# start of Listed entries

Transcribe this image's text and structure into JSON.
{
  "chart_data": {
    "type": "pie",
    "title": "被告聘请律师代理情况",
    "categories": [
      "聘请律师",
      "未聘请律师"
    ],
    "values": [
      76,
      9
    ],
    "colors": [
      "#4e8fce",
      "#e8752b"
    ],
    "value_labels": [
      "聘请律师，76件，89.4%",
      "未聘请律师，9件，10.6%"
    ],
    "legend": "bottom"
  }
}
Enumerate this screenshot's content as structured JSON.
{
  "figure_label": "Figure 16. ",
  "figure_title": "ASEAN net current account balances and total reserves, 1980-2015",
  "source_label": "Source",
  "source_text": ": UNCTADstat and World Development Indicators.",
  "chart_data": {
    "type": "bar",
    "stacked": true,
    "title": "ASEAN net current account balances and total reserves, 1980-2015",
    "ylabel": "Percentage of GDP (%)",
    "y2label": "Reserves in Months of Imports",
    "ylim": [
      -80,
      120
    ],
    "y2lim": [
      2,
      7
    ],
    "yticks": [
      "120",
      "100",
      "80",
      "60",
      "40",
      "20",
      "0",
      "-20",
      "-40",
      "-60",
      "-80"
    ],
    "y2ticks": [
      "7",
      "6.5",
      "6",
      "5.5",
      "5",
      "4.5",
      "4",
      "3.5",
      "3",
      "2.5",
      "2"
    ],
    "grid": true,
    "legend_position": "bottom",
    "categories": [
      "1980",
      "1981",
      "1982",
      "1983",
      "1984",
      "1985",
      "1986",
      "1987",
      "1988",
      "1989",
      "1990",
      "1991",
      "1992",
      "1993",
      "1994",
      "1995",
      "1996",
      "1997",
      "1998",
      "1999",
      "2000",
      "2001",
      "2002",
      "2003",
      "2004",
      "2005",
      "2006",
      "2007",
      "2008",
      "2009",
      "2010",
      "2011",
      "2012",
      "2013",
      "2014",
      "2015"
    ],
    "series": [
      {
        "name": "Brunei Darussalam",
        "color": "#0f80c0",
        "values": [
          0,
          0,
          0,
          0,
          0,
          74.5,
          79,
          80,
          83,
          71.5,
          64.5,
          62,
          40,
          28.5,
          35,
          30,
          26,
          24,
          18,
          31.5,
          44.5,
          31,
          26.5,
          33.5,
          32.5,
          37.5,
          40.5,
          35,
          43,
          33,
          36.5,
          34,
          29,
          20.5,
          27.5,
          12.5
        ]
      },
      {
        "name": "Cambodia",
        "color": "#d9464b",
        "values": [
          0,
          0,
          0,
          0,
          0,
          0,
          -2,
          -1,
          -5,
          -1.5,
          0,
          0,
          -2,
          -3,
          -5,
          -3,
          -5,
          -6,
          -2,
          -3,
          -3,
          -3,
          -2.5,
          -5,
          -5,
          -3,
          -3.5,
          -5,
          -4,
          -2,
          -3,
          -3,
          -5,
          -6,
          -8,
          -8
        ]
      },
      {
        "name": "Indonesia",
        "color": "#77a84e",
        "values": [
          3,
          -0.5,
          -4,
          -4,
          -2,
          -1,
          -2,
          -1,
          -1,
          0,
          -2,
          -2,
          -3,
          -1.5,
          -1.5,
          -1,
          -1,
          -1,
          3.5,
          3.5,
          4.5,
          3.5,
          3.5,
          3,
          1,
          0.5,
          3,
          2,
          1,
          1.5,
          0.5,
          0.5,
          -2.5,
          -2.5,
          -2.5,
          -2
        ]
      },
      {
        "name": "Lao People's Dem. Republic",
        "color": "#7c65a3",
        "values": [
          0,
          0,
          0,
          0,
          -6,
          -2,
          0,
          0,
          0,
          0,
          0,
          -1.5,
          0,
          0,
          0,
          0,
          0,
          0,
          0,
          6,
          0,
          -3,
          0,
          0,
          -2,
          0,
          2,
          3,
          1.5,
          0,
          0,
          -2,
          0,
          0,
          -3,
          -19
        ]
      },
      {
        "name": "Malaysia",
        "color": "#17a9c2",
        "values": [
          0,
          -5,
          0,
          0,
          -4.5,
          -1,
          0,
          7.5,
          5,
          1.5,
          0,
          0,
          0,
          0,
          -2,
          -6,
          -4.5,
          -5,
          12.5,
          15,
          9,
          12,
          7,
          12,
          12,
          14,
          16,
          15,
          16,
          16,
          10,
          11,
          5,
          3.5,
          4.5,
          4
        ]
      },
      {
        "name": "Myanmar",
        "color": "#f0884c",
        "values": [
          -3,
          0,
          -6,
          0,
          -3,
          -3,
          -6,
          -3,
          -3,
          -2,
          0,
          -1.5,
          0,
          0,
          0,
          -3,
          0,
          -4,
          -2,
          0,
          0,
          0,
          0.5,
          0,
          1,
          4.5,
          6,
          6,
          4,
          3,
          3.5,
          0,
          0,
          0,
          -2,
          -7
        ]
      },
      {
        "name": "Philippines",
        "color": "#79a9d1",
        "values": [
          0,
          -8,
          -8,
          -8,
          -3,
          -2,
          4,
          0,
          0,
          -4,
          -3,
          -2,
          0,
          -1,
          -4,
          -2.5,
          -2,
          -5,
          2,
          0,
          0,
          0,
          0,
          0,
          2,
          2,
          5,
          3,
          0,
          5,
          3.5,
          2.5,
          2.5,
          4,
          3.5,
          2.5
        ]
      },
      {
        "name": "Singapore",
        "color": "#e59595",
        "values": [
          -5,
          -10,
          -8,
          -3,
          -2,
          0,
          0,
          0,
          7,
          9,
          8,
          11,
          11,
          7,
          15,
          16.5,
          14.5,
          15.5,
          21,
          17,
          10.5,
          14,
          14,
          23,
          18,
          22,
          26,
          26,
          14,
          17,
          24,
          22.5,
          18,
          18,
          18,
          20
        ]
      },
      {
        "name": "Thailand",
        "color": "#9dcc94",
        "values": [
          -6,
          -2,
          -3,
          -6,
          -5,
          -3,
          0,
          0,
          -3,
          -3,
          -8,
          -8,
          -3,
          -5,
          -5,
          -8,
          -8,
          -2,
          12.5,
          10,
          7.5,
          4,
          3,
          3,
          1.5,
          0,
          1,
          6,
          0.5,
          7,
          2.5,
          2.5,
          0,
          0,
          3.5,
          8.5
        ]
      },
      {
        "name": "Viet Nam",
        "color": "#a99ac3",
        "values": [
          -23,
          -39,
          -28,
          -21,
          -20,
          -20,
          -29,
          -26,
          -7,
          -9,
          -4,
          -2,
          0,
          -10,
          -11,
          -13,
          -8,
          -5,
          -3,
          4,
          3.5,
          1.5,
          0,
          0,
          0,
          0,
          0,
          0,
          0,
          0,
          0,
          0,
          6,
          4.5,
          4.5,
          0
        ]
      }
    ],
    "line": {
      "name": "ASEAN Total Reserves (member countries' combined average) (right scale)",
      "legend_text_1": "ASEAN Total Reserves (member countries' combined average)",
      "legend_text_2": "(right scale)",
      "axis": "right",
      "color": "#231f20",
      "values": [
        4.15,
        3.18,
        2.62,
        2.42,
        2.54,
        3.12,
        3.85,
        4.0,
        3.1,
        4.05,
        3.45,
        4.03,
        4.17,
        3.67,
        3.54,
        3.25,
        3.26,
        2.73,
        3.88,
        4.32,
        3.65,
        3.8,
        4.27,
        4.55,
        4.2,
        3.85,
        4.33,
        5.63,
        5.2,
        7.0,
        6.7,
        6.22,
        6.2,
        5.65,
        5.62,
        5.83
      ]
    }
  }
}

# end of Listed entries

Task statement
Nothing in the listing may be changed; retype it all exactly.

Response below
Transcribe this image's text and structure into JSON.
{
  "chart_data": {
    "type": "pie",
    "title": "被告聘请律师代理情况",
    "categories": [
      "聘请律师",
      "未聘请律师"
    ],
    "values": [
      76,
      9
    ],
    "colors": [
      "#4e8fce",
      "#e8752b"
    ],
    "value_labels": [
      "聘请律师，76件，89.4%",
      "未聘请律师，9件，10.6%"
    ],
    "legend": "bottom"
  }
}
Enumerate this screenshot's content as structured JSON.
{
  "figure_label": "Figure 16. ",
  "figure_title": "ASEAN net current account balances and total reserves, 1980-2015",
  "source_label": "Source",
  "source_text": ": UNCTADstat and World Development Indicators.",
  "chart_data": {
    "type": "bar",
    "stacked": true,
    "title": "ASEAN net current account balances and total reserves, 1980-2015",
    "ylabel": "Percentage of GDP (%)",
    "y2label": "Reserves in Months of Imports",
    "ylim": [
      -80,
      120
    ],
    "y2lim": [
      2,
      7
    ],
    "yticks": [
      "120",
      "100",
      "80",
      "60",
      "40",
      "20",
      "0",
      "-20",
      "-40",
      "-60",
      "-80"
    ],
    "y2ticks": [
      "7",
      "6.5",
      "6",
      "5.5",
      "5",
      "4.5",
      "4",
      "3.5",
      "3",
      "2.5",
      "2"
    ],
    "grid": true,
    "legend_position": "bottom",
    "categories": [
      "1980",
      "1981",
      "1982",
      "1983",
      "1984",
      "1985",
      "1986",
      "1987",
      "1988",
      "1989",
      "1990",
      "1991",
      "1992",
      "1993",
      "1994",
      "1995",
      "1996",
      "1997",
      "1998",
      "1999",
      "2000",
      "2001",
      "2002",
      "2003",
      "2004",
      "2005",
      "2006",
      "2007",
      "2008",
      "2009",
      "2010",
      "2011",
      "2012",
      "2013",
      "2014",
      "2015"
    ],
    "series": [
      {
        "name": "Brunei Darussalam",
        "color": "#0f80c0",
        "values": [
          0,
          0,
          0,
          0,
          0,
          74.5,
          79,
          80,
          83,
          71.5,
          64.5,
          62,
          40,
          28.5,
          35,
          30,
          26,
          24,
          18,
          31.5,
          44.5,
          31,
          26.5,
          33.5,
          32.5,
          37.5,
          40.5,
          35,
          43,
          33,
          36.5,
          34,
          29,
          20.5,
          27.5,
          12.5
        ]
      },
      {
        "name": "Cambodia",
        "color": "#d9464b",
        "values": [
          0,
          0,
          0,
          0,
          0,
          0,
          -2,
          -1,
          -5,
          -1.5,
          0,
          0,
          -2,
          -3,
          -5,
          -3,
          -5,
          -6,
          -2,
          -3,
          -3,
          -3,
          -2.5,
          -5,
          -5,
          -3,
          -3.5,
          -5,
          -4,
          -2,
          -3,
          -3,
          -5,
          -6,
          -8,
          -8
        ]
      },
      {
        "name": "Indonesia",
        "color": "#77a84e",
        "values": [
          3,
          -0.5,
          -4,
          -4,
          -2,
          -1,
          -2,
          -1,
          -1,
          0,
          -2,
          -2,
          -3,
          -1.5,
          -1.5,
          -1,
          -1,
          -1,
          3.5,
          3.5,
          4.5,
          3.5,
          3.5,
          3,
          1,
          0.5,
          3,
          2,
          1,
          1.5,
          0.5,
          0.5,
          -2.5,
          -2.5,
          -2.5,
          -2
        ]
      },
      {
        "name": "Lao People's Dem. Republic",
        "color": "#7c65a3",
        "values": [
          0,
          0,
          0,
          0,
          -6,
          -2,
          0,
          0,
          0,
          0,
          0,
          -1.5,
          0,
          0,
          0,
          0,
          0,
          0,
          0,
          6,
          0,
          -3,
          0,
          0,
          -2,
          0,
          2,
          3,
          1.5,
          0,
          0,
          -2,
          0,
          0,
          -3,
          -19
        ]
      },
      {
        "name": "Malaysia",
        "color": "#17a9c2",
        "values": [
          0,
          -5,
          0,
          0,
          -4.5,
          -1,
          0,
          7.5,
          5,
          1.5,
          0,
          0,
          0,
          0,
          -2,
          -6,
          -4.5,
          -5,
          12.5,
          15,
          9,
          12,
          7,
          12,
          12,
          14,
          16,
          15,
          16,
          16,
          10,
          11,
          5,
          3.5,
          4.5,
          4
        ]
      },
      {
        "name": "Myanmar",
        "color": "#f0884c",
        "values": [
          -3,
          0,
          -6,
          0,
          -3,
          -3,
          -6,
          -3,
          -3,
          -2,
          0,
          -1.5,
          0,
          0,
          0,
          -3,
          0,
          -4,
          -2,
          0,
          0,
          0,
          0.5,
          0,
          1,
          4.5,
          6,
          6,
          4,
          3,
          3.5,
          0,
          0,
          0,
          -2,
          -7
        ]
      },
      {
        "name": "Philippines",
        "color": "#79a9d1",
        "values": [
          0,
          -8,
          -8,
          -8,
          -3,
          -2,
          4,
          0,
          0,
          -4,
          -3,
          -2,
          0,
          -1,
          -4,
          -2.5,
          -2,
          -5,
          2,
          0,
          0,
          0,
          0,
          0,
          2,
          2,
          5,
          3,
          0,
          5,
          3.5,
          2.5,
          2.5,
          4,
          3.5,
          2.5
        ]
      },
      {
        "name": "Singapore",
        "color": "#e59595",
        "values": [
          -5,
          -10,
          -8,
          -3,
          -2,
          0,
          0,
          0,
          7,
          9,
          8,
          11,
          11,
          7,
          15,
          16.5,
          14.5,
          15.5,
          21,
          17,
          10.5,
          14,
          14,
          23,
          18,
          22,
          26,
          26,
          14,
          17,
          24,
          22.5,
          18,
          18,
          18,
          20
        ]
      },
      {
        "name": "Thailand",
        "color": "#9dcc94",
        "values": [
          -6,
          -2,
          -3,
          -6,
          -5,
          -3,
          0,
          0,
          -3,
          -3,
          -8,
          -8,
          -3,
          -5,
          -5,
          -8,
          -8,
          -2,
          12.5,
          10,
          7.5,
          4,
          3,
          3,
          1.5,
          0,
          1,
          6,
          0.5,
          7,
          2.5,
          2.5,
          0,
          0,
          3.5,
          8.5
        ]
      },
      {
        "name": "Viet Nam",
        "color": "#a99ac3",
        "values": [
          -23,
          -39,
          -28,
          -21,
          -20,
          -20,
          -29,
          -26,
          -7,
          -9,
          -4,
          -2,
          0,
          -10,
          -11,
          -13,
          -8,
          -5,
          -3,
          4,
          3.5,
          1.5,
          0,
          0,
          0,
          0,
          0,
          0,
          0,
          0,
          0,
          0,
          6,
          4.5,
          4.5,
          0
        ]
      }
    ],
    "line": {
      "name": "ASEAN Total Reserves (member countries' combined average) (right scale)",
      "legend_text_1": "ASEAN Total Reserves (member countries' combined average)",
      "legend_text_2": "(right scale)",
      "axis": "right",
      "color": "#231f20",
      "values": [
        4.15,
        3.18,
        2.62,
        2.42,
        2.54,
        3.12,
        3.85,
        4.0,
        3.1,
        4.05,
        3.45,
        4.03,
        4.17,
        3.67,
        3.54,
        3.25,
        3.26,
        2.73,
        3.88,
        4.32,
        3.65,
        3.8,
        4.27,
        4.55,
        4.2,
        3.85,
        4.33,
        5.63,
        5.2,
        7.0,
        6.7,
        6.22,
        6.2,
        5.65,
        5.62,
        5.83
      ]
    }
  }
}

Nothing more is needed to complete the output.